**Task requirements**
Say the number of lines containing the string "carbon", and say nothing else.
====== Record set ======
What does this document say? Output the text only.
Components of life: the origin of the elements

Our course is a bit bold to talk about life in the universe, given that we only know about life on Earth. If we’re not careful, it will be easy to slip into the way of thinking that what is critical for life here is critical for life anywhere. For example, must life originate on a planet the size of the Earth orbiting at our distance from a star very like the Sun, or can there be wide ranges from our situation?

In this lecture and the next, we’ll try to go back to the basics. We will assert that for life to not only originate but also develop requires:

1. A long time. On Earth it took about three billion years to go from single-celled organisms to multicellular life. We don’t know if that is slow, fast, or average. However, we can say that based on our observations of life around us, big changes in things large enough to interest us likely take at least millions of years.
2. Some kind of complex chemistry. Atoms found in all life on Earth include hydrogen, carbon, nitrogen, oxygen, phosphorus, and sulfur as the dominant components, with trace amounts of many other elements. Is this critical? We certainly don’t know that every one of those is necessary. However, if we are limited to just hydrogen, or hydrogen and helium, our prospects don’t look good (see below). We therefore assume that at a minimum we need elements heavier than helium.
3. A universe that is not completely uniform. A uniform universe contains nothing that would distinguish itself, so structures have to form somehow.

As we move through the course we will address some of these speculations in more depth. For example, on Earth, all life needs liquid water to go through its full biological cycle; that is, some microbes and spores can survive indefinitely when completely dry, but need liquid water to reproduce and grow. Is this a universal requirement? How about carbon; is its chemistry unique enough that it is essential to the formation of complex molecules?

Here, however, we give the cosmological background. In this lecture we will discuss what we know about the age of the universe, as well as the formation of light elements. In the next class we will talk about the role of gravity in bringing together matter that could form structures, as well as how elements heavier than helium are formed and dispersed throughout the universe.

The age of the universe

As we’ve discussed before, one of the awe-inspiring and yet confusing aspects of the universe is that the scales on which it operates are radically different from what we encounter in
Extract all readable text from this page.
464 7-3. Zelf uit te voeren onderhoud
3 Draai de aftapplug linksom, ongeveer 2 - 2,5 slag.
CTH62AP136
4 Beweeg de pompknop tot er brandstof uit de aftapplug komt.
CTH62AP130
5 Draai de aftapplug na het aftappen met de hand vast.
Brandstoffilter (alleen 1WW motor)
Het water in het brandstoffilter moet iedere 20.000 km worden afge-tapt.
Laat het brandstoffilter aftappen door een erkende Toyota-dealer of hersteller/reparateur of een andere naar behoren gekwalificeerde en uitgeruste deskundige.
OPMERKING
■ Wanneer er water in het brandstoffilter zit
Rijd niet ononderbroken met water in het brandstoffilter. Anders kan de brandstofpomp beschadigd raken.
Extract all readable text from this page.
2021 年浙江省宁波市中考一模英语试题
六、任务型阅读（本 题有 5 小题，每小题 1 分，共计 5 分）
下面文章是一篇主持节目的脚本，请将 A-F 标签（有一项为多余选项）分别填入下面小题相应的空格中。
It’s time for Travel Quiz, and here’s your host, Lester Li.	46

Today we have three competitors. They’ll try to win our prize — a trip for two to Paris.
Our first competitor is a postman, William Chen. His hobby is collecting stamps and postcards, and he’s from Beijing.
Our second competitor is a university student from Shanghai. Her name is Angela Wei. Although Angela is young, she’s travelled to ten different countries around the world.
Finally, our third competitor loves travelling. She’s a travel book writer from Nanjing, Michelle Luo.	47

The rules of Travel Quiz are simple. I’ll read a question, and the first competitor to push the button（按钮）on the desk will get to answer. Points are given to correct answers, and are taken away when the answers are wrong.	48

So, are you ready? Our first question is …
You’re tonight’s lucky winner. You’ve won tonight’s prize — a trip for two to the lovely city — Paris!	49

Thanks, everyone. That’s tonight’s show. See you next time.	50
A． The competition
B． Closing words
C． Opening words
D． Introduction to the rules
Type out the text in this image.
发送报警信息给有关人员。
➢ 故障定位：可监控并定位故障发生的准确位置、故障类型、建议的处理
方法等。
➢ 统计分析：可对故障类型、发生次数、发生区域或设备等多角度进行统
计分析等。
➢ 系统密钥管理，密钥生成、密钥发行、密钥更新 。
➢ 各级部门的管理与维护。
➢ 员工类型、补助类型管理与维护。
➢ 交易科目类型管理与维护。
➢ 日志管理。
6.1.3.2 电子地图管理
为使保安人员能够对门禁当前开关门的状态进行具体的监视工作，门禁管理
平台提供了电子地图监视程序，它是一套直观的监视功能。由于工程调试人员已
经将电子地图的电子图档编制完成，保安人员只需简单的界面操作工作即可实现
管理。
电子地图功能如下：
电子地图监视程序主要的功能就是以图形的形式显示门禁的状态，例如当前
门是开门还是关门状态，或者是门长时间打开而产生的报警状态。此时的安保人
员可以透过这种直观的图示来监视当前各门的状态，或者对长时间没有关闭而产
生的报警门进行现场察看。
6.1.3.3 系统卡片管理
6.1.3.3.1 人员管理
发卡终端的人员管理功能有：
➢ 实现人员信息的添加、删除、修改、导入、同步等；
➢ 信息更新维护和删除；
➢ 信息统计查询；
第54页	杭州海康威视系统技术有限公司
======
**Problem solution**
2